* **Direction**: Leave the pictures out and transcribe every record exactly.

* **The records**:
+--

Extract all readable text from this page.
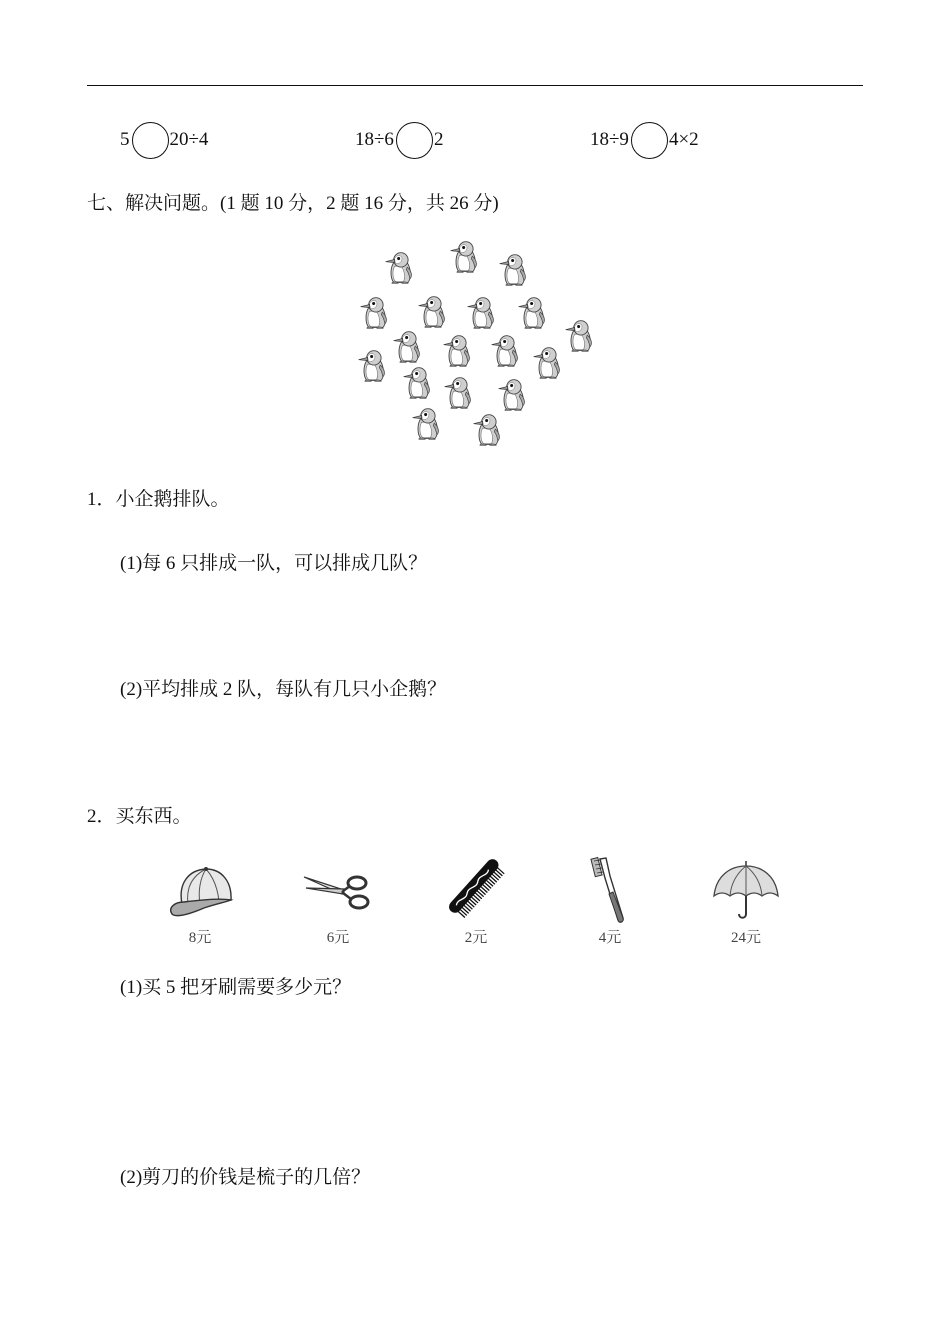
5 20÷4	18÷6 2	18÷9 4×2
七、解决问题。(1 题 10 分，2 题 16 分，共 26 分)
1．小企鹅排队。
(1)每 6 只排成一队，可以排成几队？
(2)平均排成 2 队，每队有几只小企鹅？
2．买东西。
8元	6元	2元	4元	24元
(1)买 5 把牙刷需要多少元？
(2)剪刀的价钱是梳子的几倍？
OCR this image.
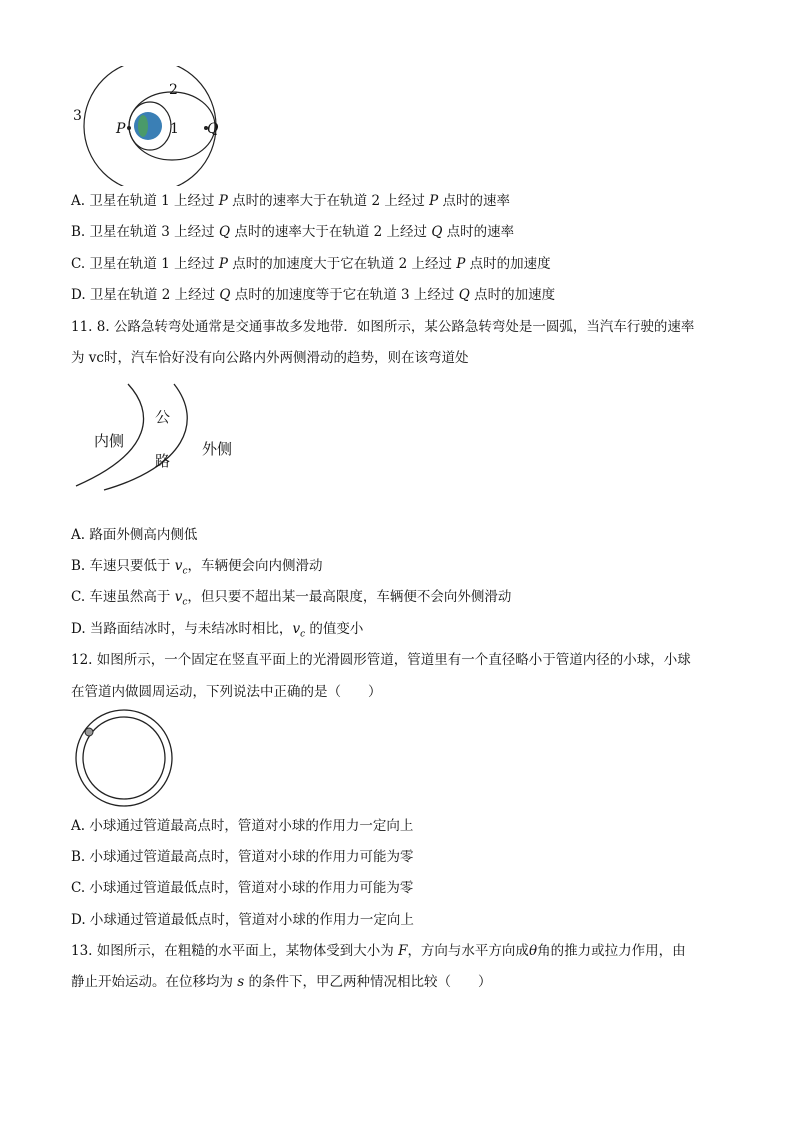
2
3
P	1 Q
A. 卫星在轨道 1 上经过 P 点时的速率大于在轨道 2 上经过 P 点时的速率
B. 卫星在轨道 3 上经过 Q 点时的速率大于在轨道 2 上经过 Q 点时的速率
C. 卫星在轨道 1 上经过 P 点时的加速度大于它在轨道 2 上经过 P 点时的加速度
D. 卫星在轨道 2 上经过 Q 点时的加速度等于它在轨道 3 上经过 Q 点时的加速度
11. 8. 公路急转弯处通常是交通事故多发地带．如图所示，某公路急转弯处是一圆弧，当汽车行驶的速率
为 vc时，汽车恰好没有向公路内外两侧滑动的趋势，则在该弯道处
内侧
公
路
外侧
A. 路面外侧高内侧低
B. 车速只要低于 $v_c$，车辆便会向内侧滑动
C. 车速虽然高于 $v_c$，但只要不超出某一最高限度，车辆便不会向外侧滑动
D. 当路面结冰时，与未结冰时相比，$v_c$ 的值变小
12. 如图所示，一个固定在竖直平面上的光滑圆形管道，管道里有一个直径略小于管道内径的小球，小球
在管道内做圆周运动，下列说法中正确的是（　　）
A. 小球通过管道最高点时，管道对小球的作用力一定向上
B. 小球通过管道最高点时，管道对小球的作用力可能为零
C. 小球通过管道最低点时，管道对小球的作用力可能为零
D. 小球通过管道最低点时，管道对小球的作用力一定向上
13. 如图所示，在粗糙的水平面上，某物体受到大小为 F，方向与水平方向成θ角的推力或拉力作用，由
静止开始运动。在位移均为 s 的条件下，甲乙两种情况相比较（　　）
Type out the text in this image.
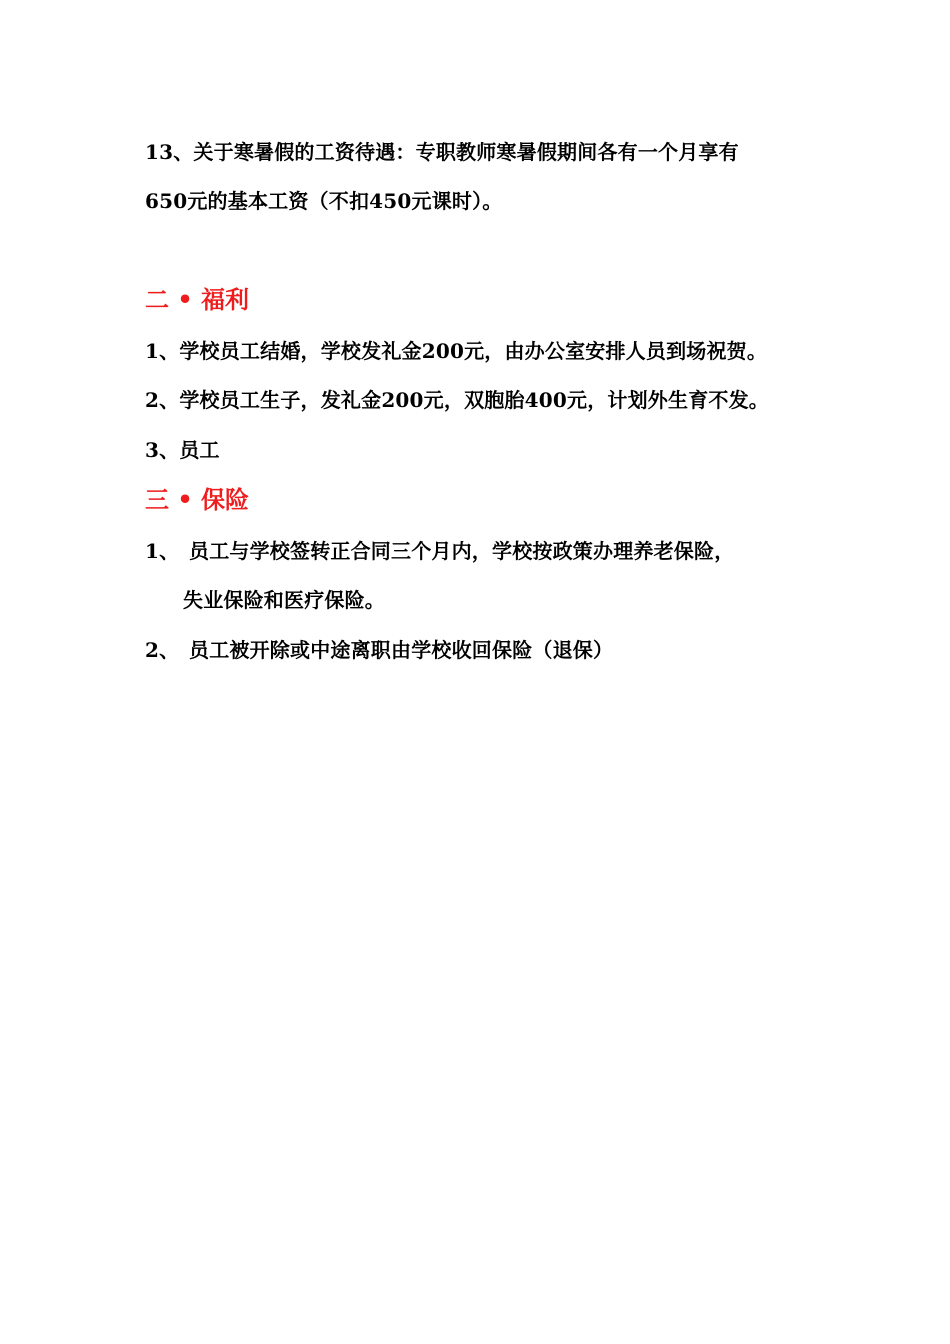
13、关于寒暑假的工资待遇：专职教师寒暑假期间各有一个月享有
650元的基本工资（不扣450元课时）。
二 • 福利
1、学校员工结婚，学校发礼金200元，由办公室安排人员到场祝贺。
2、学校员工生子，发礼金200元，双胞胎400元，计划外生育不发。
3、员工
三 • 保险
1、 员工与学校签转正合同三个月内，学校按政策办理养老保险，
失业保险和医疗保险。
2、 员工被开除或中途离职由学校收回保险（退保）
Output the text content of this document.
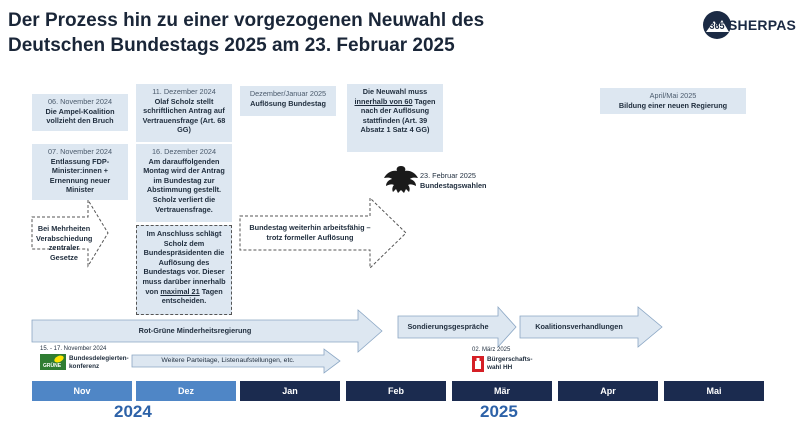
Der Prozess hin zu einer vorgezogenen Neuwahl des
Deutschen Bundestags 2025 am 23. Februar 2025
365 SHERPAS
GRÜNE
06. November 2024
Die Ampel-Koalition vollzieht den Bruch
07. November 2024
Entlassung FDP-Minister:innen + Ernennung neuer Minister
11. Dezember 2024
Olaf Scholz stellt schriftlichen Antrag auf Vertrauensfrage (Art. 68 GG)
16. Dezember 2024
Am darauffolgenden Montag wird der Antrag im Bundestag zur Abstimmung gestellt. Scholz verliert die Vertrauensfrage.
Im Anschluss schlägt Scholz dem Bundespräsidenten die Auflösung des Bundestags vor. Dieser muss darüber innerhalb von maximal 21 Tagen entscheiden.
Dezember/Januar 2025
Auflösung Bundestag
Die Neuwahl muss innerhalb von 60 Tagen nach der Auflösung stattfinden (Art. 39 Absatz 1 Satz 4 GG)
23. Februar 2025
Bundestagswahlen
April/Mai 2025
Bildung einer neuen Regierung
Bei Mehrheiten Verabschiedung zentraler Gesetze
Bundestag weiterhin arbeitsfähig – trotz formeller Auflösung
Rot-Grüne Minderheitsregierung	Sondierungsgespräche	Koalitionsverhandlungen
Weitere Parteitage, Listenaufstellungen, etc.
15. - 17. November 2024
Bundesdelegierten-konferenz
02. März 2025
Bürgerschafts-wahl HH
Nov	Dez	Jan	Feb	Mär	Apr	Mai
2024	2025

+--

* **Written answer**:
Extract all readable text from this page.
5 20÷4	18÷6 2	18÷9 4×2
七、解决问题。(1 题 10 分，2 题 16 分，共 26 分)
1．小企鹅排队。
(1)每 6 只排成一队，可以排成几队？
(2)平均排成 2 队，每队有几只小企鹅？
2．买东西。
8元	6元	2元	4元	24元
(1)买 5 把牙刷需要多少元？
(2)剪刀的价钱是梳子的几倍？
OCR this image.
2
3
P	1 Q
A. 卫星在轨道 1 上经过 P 点时的速率大于在轨道 2 上经过 P 点时的速率
B. 卫星在轨道 3 上经过 Q 点时的速率大于在轨道 2 上经过 Q 点时的速率
C. 卫星在轨道 1 上经过 P 点时的加速度大于它在轨道 2 上经过 P 点时的加速度
D. 卫星在轨道 2 上经过 Q 点时的加速度等于它在轨道 3 上经过 Q 点时的加速度
11. 8. 公路急转弯处通常是交通事故多发地带．如图所示，某公路急转弯处是一圆弧，当汽车行驶的速率
为 vc时，汽车恰好没有向公路内外两侧滑动的趋势，则在该弯道处
内侧
公
路
外侧
A. 路面外侧高内侧低
B. 车速只要低于 $v_c$，车辆便会向内侧滑动
C. 车速虽然高于 $v_c$，但只要不超出某一最高限度，车辆便不会向外侧滑动
D. 当路面结冰时，与未结冰时相比，$v_c$ 的值变小
12. 如图所示，一个固定在竖直平面上的光滑圆形管道，管道里有一个直径略小于管道内径的小球，小球
在管道内做圆周运动，下列说法中正确的是（　　）
A. 小球通过管道最高点时，管道对小球的作用力一定向上
B. 小球通过管道最高点时，管道对小球的作用力可能为零
C. 小球通过管道最低点时，管道对小球的作用力可能为零
D. 小球通过管道最低点时，管道对小球的作用力一定向上
13. 如图所示，在粗糙的水平面上，某物体受到大小为 F，方向与水平方向成θ角的推力或拉力作用，由
静止开始运动。在位移均为 s 的条件下，甲乙两种情况相比较（　　）
Type out the text in this image.
13、关于寒暑假的工资待遇：专职教师寒暑假期间各有一个月享有
650元的基本工资（不扣450元课时）。
二 • 福利
1、学校员工结婚，学校发礼金200元，由办公室安排人员到场祝贺。
2、学校员工生子，发礼金200元，双胞胎400元，计划外生育不发。
3、员工
三 • 保险
1、 员工与学校签转正合同三个月内，学校按政策办理养老保险，
失业保险和医疗保险。
2、 员工被开除或中途离职由学校收回保险（退保）
Output the text content of this document.
Der Prozess hin zu einer vorgezogenen Neuwahl des
Deutschen Bundestags 2025 am 23. Februar 2025
365 SHERPAS
GRÜNE
06. November 2024
Die Ampel-Koalition vollzieht den Bruch
07. November 2024
Entlassung FDP-Minister:innen + Ernennung neuer Minister
11. Dezember 2024
Olaf Scholz stellt schriftlichen Antrag auf Vertrauensfrage (Art. 68 GG)
16. Dezember 2024
Am darauffolgenden Montag wird der Antrag im Bundestag zur Abstimmung gestellt. Scholz verliert die Vertrauensfrage.
Im Anschluss schlägt Scholz dem Bundespräsidenten die Auflösung des Bundestags vor. Dieser muss darüber innerhalb von maximal 21 Tagen entscheiden.
Dezember/Januar 2025
Auflösung Bundestag
Die Neuwahl muss innerhalb von 60 Tagen nach der Auflösung stattfinden (Art. 39 Absatz 1 Satz 4 GG)
23. Februar 2025
Bundestagswahlen
April/Mai 2025
Bildung einer neuen Regierung
Bei Mehrheiten Verabschiedung zentraler Gesetze
Bundestag weiterhin arbeitsfähig – trotz formeller Auflösung
Rot-Grüne Minderheitsregierung	Sondierungsgespräche	Koalitionsverhandlungen
Weitere Parteitage, Listenaufstellungen, etc.
15. - 17. November 2024
Bundesdelegierten-konferenz
02. März 2025
Bürgerschafts-wahl HH
Nov	Dez	Jan	Feb	Mär	Apr	Mai
2024	2025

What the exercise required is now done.